Locate every line that holds the string "document" and copy it.

#### RECORDS PROVIDED ####

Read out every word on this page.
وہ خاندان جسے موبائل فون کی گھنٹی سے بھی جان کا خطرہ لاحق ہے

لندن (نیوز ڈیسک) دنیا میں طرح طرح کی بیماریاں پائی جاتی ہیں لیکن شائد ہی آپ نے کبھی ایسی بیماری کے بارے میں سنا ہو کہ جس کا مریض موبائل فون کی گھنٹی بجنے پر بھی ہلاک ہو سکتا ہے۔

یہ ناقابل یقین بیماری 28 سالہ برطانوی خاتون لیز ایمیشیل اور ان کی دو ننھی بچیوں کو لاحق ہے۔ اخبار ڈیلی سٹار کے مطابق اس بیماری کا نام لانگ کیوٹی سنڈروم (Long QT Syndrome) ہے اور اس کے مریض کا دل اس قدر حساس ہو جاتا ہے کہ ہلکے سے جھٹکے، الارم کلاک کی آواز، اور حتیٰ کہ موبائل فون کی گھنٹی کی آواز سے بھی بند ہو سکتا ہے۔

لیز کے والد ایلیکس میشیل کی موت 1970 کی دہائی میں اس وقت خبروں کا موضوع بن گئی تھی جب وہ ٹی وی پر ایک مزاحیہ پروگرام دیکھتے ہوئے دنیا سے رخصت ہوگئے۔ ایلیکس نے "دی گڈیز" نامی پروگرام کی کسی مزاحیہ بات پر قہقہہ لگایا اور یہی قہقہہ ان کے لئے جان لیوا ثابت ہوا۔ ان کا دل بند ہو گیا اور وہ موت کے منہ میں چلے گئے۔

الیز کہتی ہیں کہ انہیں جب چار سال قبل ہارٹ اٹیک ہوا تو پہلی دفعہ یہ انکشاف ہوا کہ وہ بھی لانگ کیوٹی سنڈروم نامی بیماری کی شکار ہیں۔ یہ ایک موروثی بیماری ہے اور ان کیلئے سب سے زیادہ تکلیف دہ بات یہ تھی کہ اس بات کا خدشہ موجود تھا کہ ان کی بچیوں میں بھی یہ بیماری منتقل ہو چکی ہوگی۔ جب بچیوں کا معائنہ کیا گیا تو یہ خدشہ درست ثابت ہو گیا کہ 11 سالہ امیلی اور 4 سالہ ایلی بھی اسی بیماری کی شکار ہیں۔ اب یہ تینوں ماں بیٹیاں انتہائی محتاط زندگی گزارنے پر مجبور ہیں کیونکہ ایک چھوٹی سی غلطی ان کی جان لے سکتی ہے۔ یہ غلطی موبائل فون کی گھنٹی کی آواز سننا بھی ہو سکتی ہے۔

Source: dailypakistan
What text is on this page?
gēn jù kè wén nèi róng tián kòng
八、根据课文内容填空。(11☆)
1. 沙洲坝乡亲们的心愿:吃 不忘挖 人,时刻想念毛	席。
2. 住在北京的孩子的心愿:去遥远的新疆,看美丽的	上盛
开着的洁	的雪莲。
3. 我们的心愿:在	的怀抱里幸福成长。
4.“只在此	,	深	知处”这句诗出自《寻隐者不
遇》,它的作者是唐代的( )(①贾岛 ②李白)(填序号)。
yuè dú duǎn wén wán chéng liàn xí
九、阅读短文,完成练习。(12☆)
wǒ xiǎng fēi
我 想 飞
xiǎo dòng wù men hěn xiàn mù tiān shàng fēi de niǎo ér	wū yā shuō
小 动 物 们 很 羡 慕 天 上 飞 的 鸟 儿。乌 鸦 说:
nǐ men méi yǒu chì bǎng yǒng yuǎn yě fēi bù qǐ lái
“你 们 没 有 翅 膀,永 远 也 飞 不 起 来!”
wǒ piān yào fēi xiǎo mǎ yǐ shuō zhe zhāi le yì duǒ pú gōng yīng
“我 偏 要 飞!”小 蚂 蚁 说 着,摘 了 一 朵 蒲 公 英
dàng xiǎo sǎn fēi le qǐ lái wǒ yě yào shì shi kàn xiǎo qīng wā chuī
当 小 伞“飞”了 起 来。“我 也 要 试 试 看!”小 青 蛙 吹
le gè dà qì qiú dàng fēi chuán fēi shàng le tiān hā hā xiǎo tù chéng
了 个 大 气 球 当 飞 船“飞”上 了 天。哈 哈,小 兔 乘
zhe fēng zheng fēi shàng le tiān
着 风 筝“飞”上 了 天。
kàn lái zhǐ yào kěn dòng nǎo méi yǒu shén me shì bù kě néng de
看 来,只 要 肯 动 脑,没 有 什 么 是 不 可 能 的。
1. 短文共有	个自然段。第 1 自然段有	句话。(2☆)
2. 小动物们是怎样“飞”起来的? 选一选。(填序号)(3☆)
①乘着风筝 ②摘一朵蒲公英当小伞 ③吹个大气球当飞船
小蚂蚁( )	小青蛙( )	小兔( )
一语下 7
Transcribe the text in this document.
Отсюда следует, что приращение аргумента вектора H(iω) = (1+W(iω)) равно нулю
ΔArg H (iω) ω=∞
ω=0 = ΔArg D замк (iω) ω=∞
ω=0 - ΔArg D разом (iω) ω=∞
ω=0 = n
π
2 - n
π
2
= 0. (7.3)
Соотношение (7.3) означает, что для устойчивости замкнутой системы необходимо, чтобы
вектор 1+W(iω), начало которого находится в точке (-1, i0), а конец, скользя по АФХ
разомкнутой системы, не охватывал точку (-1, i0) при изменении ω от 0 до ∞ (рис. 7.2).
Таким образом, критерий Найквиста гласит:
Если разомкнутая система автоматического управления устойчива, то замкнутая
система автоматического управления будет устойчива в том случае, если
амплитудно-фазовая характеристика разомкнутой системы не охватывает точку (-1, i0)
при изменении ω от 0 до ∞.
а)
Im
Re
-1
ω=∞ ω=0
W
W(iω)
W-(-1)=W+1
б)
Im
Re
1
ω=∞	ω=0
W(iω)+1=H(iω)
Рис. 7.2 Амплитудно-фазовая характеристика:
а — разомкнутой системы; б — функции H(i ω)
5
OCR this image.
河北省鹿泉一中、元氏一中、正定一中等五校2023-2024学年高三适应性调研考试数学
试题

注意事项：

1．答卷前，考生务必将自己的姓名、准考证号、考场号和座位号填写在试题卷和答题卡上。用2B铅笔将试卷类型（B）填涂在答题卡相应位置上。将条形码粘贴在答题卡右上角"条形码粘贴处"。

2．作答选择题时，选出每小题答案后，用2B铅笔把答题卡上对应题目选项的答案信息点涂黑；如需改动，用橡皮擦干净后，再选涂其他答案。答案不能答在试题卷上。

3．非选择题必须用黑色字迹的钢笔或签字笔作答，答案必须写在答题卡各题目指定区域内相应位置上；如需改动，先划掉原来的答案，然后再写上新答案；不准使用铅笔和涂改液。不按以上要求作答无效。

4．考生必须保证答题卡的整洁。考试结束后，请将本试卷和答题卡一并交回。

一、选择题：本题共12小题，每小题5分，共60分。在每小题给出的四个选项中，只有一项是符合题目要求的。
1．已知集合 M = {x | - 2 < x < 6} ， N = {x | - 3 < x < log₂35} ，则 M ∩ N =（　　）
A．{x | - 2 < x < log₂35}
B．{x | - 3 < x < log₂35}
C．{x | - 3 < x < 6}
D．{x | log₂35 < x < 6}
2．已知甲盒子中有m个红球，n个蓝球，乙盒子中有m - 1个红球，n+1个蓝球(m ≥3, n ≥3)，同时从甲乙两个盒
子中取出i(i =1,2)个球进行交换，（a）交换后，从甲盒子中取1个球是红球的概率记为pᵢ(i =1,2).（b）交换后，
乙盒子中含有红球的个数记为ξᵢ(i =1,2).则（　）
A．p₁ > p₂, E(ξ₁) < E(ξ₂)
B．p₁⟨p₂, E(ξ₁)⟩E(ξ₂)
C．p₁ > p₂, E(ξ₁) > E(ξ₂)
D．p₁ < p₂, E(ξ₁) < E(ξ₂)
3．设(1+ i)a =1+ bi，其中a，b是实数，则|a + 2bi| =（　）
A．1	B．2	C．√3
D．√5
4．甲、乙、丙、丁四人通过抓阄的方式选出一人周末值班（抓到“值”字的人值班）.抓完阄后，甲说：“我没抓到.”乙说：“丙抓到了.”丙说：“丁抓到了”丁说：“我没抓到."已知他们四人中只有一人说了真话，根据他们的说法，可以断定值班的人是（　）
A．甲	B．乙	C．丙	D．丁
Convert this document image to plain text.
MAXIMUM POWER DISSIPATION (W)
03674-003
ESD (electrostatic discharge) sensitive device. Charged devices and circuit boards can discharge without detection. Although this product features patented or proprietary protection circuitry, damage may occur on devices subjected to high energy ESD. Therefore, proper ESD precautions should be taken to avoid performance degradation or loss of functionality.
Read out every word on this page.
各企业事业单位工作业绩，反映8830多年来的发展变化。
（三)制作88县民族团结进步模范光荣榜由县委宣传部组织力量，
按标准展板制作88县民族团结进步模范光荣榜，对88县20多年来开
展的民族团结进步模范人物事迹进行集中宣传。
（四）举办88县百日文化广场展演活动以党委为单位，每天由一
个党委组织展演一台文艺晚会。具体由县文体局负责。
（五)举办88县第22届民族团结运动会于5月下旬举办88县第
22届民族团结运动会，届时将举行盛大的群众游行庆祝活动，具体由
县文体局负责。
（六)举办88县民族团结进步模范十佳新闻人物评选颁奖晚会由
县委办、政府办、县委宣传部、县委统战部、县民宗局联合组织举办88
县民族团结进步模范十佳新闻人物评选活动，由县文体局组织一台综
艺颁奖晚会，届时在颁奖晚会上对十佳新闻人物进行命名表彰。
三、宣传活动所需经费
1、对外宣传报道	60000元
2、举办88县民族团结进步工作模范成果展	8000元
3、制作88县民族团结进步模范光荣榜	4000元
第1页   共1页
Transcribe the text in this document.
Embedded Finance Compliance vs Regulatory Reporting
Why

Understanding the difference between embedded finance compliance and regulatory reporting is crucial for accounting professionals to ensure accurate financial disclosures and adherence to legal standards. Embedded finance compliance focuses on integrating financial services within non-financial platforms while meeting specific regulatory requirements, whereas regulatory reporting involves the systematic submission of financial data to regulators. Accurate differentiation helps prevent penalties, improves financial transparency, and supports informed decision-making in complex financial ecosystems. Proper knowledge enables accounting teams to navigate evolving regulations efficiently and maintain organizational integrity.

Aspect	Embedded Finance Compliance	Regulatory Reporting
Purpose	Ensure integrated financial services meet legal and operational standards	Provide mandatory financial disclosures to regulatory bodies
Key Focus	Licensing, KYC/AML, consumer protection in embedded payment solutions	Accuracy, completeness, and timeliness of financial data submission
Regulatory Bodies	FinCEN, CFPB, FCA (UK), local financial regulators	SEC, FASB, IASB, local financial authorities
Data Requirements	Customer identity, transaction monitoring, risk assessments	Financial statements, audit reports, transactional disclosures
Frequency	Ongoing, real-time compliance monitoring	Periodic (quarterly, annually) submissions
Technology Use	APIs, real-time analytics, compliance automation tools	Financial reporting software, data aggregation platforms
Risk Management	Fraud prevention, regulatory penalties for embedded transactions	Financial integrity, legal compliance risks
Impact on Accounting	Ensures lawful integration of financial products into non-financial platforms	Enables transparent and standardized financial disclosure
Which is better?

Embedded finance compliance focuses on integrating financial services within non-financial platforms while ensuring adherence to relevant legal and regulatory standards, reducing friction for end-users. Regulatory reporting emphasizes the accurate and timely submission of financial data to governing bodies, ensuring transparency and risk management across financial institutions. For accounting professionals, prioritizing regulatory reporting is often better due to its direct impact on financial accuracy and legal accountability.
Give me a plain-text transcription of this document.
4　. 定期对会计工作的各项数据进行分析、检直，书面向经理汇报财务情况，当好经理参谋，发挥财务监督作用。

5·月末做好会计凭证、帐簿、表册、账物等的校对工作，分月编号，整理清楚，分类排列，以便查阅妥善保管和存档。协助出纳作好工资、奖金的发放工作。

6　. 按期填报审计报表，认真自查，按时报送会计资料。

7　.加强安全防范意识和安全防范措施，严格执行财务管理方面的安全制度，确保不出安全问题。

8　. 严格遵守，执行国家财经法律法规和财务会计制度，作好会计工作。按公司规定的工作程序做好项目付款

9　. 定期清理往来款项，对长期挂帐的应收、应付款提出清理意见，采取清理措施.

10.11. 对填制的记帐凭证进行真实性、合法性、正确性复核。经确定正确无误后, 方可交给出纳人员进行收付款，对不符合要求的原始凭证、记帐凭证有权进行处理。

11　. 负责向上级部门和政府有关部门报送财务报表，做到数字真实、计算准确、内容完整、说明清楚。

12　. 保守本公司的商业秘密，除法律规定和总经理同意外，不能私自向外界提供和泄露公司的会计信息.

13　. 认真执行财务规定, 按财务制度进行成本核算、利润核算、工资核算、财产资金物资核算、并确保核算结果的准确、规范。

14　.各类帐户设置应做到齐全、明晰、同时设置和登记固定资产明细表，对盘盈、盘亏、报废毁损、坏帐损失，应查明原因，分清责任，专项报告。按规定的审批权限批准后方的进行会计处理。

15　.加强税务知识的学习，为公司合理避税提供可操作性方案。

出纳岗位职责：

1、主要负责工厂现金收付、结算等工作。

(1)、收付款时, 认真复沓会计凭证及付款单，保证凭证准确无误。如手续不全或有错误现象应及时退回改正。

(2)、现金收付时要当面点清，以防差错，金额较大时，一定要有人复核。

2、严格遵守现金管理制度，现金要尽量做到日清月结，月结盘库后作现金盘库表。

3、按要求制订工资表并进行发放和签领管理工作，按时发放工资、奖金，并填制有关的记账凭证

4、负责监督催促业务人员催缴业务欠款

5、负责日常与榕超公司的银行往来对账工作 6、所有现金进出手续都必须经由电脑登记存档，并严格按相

####

OUTPUT OF THE TASK:
Transcribe the text in this document.
Convert this document image to plain text.
Transcribe the text in this document.
Give me a plain-text transcription of this document.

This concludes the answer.